--- begin PROVIDED DATA ---
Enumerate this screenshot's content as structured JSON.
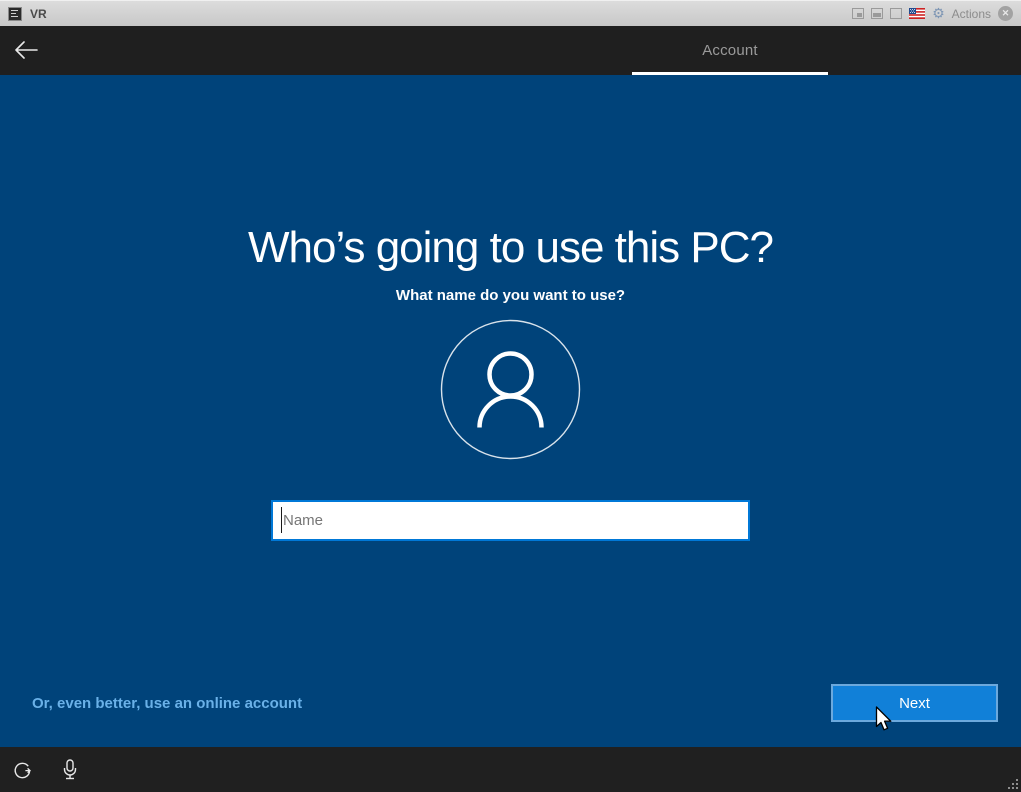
{
  "titlebar": {
    "title": "VR",
    "actions_label": "Actions"
  },
  "header": {
    "tab_label": "Account"
  },
  "main": {
    "title": "Who’s going to use this PC?",
    "subtitle": "What name do you want to use?",
    "input": {
      "value": "",
      "placeholder": "Name"
    },
    "link_label": "Or, even better, use an online account",
    "next_label": "Next"
  },
  "icons": {
    "gear": "⚙",
    "close": "✕"
  },
  "colors": {
    "page_background": "#00437a",
    "header_background": "#1f1f1f",
    "accent_blue": "#0078d7",
    "link_blue": "#6ab1e8",
    "tab_text": "#9a9a9a",
    "title_text": "#ffffff"
  }
}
--- end PROVIDED DATA ---
Using the material above, retype each entry exactly and omit the pictures.

*RESPONSE TO THE EXERCISE:*
Enumerate this screenshot's content as structured JSON.
{
  "titlebar": {
    "title": "VR",
    "actions_label": "Actions"
  },
  "header": {
    "tab_label": "Account"
  },
  "main": {
    "title": "Who’s going to use this PC?",
    "subtitle": "What name do you want to use?",
    "input": {
      "value": "",
      "placeholder": "Name"
    },
    "link_label": "Or, even better, use an online account",
    "next_label": "Next"
  },
  "icons": {
    "gear": "⚙",
    "close": "✕"
  },
  "colors": {
    "page_background": "#00437a",
    "header_background": "#1f1f1f",
    "accent_blue": "#0078d7",
    "link_blue": "#6ab1e8",
    "tab_text": "#9a9a9a",
    "title_text": "#ffffff"
  }
}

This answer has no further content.